-- START --

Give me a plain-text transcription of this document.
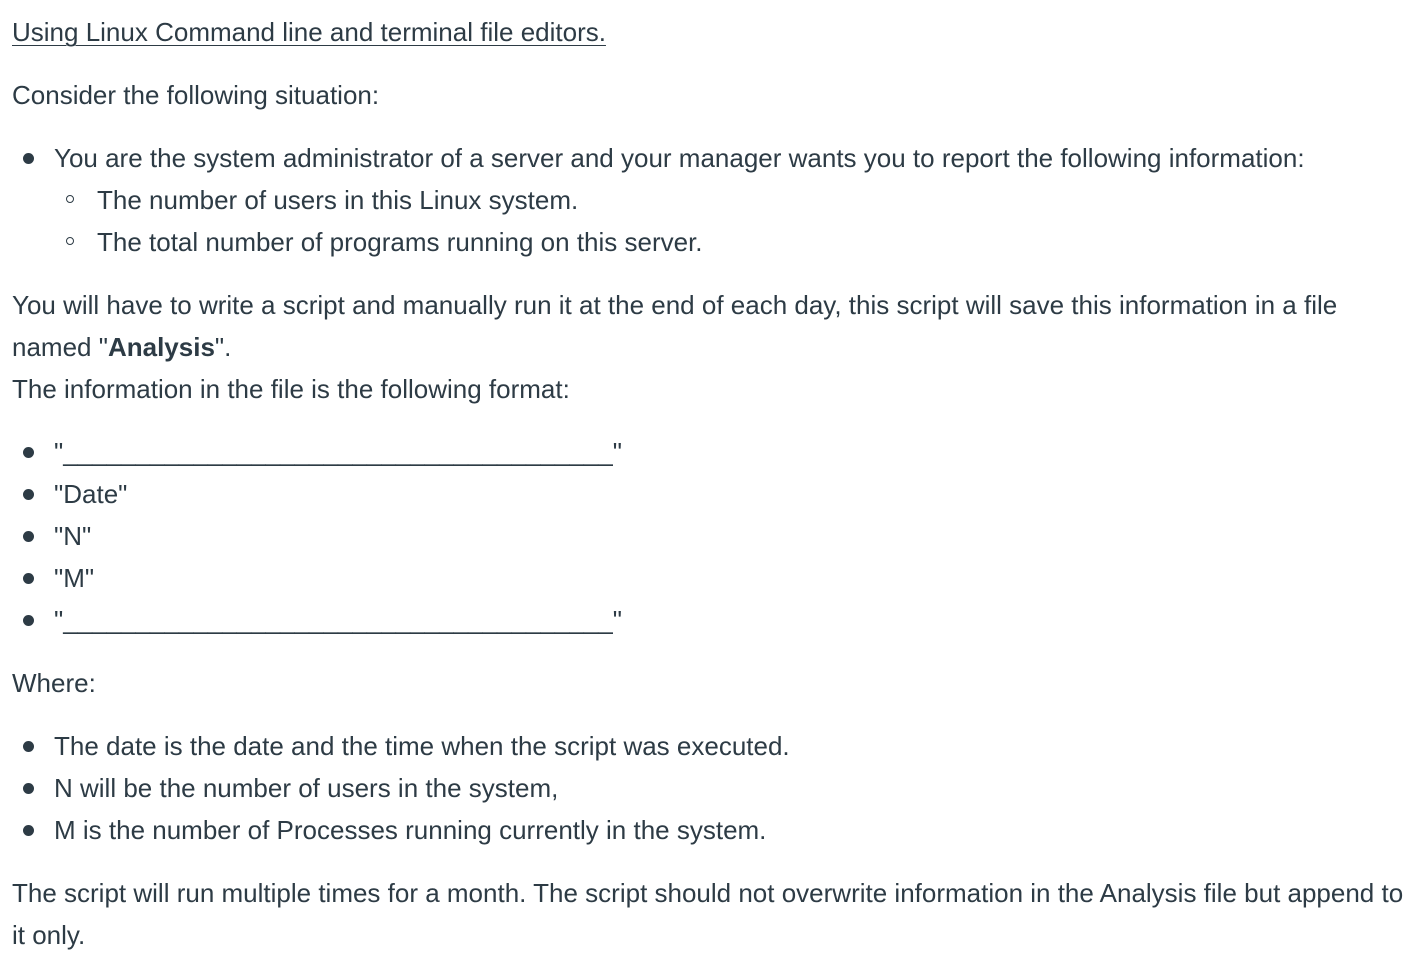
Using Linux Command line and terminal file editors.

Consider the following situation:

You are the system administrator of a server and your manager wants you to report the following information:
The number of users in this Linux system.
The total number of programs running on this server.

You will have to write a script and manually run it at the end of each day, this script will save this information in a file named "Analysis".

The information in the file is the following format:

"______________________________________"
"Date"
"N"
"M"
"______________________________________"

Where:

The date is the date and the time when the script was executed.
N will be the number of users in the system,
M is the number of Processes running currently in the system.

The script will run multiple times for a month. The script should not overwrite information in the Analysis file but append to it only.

-- END --
-- START --

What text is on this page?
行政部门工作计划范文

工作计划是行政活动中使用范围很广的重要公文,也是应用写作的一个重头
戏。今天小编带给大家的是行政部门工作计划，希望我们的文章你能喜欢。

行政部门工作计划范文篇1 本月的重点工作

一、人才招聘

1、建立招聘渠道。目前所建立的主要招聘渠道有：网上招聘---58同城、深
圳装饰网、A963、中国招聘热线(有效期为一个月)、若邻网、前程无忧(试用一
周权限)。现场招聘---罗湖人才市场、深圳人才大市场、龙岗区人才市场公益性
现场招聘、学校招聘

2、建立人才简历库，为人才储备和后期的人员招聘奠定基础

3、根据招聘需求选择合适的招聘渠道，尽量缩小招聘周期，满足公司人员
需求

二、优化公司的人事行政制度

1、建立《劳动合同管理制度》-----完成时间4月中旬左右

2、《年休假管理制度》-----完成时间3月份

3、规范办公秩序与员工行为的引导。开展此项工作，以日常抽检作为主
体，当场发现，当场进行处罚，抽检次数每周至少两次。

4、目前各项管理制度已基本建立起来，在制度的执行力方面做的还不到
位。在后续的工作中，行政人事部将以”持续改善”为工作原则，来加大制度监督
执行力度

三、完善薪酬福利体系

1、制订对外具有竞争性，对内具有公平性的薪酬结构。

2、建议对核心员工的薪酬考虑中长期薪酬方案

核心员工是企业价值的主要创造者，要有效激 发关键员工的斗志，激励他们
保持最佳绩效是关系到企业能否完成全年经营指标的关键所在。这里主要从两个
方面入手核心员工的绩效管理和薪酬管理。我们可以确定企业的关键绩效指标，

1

-- END --
-- START --

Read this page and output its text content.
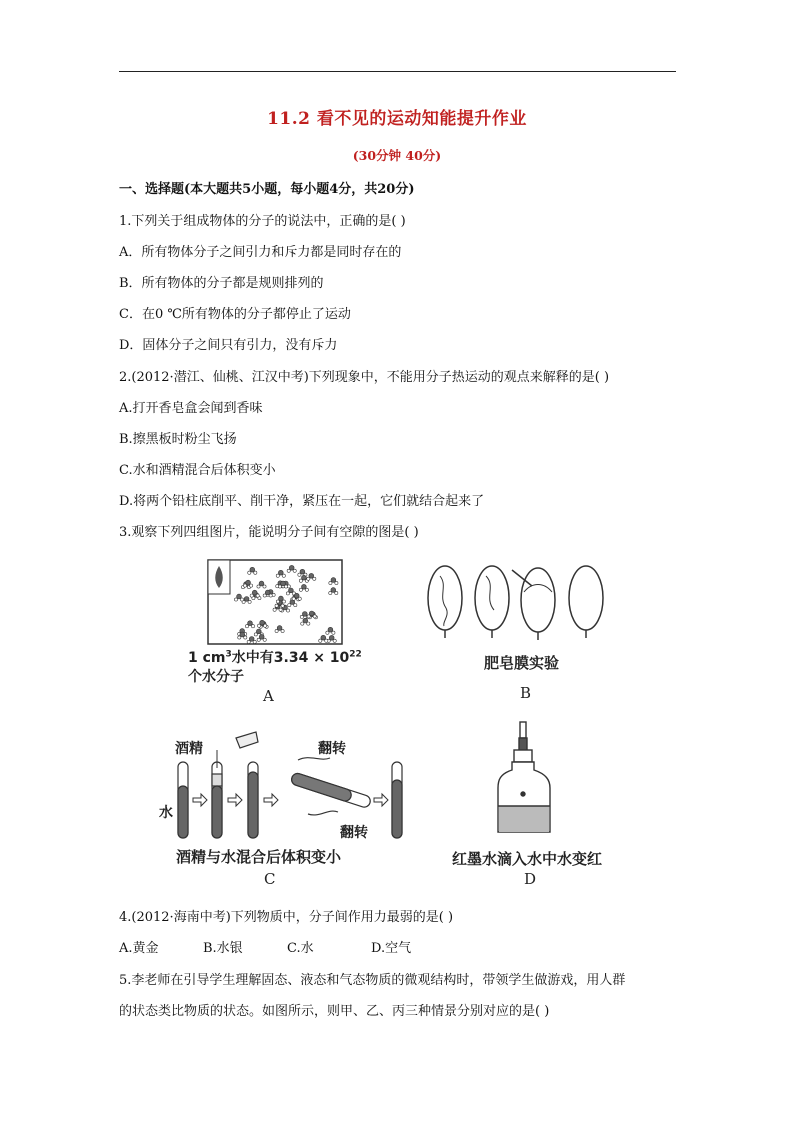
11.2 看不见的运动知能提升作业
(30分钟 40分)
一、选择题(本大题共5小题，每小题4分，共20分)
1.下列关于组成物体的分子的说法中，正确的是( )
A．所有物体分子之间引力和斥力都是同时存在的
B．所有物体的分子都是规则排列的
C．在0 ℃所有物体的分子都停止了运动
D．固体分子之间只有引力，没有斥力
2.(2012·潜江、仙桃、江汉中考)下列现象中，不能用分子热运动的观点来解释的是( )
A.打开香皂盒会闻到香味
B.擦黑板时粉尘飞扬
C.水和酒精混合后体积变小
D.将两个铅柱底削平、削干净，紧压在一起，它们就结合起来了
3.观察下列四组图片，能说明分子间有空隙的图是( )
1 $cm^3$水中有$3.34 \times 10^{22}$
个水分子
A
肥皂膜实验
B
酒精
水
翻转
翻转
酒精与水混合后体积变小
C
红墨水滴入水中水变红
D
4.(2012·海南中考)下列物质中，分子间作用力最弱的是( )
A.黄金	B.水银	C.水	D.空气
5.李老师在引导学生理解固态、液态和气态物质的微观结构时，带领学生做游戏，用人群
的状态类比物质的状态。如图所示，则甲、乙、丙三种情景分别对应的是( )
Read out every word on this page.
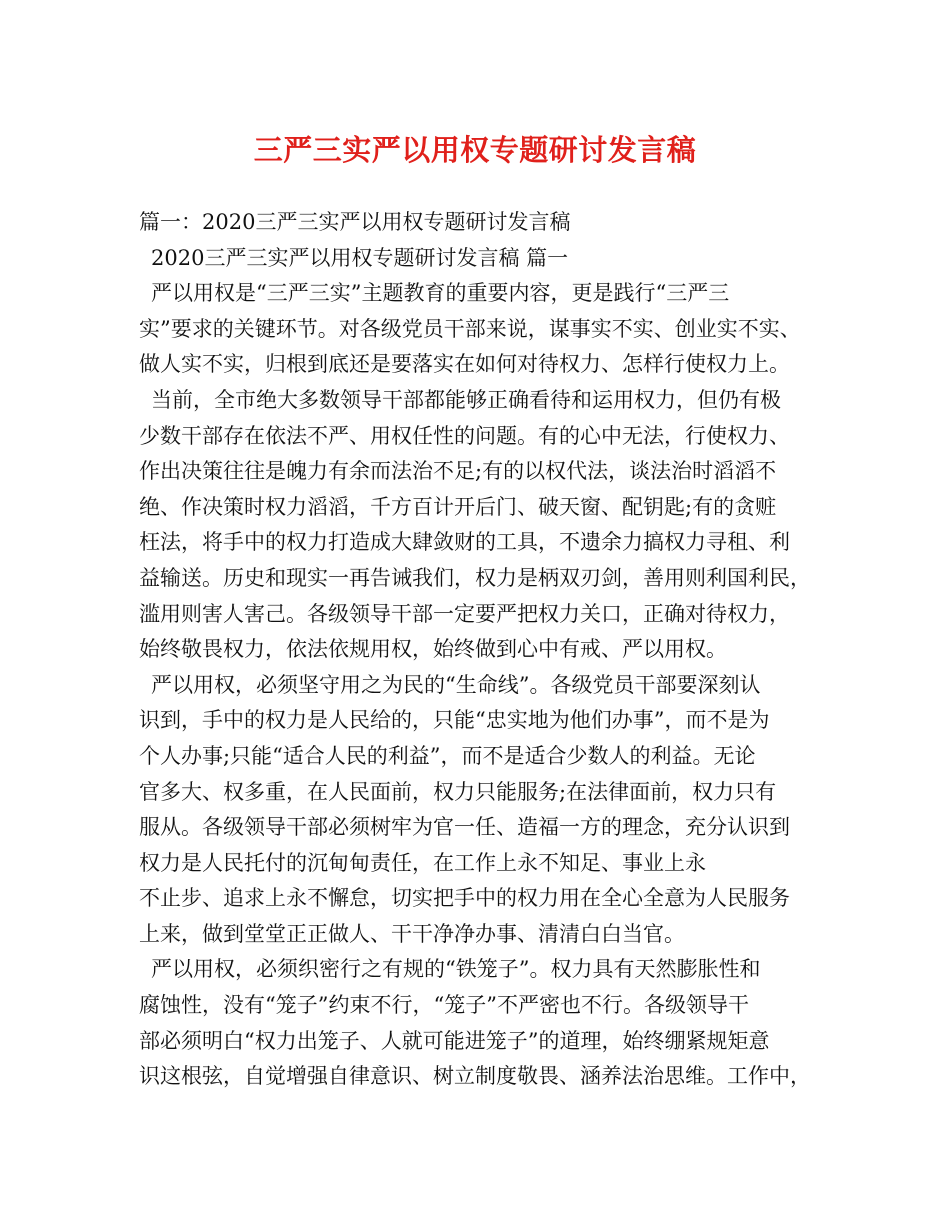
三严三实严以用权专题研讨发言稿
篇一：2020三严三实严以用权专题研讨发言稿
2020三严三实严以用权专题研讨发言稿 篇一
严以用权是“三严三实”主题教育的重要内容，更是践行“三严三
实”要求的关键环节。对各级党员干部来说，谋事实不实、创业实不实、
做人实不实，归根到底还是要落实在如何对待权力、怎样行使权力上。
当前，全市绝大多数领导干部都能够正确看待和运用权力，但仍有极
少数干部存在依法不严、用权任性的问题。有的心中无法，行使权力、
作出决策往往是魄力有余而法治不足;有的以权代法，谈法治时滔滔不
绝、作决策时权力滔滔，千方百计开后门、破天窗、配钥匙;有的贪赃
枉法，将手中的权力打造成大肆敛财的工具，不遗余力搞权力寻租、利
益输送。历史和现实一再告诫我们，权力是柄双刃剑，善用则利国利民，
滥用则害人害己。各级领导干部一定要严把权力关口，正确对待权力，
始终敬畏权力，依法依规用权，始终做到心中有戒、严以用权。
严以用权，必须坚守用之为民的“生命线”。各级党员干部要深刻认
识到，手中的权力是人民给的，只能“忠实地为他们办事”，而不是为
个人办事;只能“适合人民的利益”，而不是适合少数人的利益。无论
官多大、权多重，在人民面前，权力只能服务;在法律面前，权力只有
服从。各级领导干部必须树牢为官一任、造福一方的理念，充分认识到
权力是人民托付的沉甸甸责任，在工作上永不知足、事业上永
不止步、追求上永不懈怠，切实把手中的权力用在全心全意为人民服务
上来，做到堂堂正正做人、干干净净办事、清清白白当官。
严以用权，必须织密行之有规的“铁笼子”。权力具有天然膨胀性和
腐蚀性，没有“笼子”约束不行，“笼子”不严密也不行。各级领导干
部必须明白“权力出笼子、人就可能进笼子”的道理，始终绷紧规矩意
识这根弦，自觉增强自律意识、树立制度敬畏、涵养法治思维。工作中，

-- END --

**REQUEST**
Find the lines with the string "server" and reproduce them.

**CORRECT RESPONSE**
You are the system administrator of a server and your manager wants you to report the following information:
The total number of programs running on this server.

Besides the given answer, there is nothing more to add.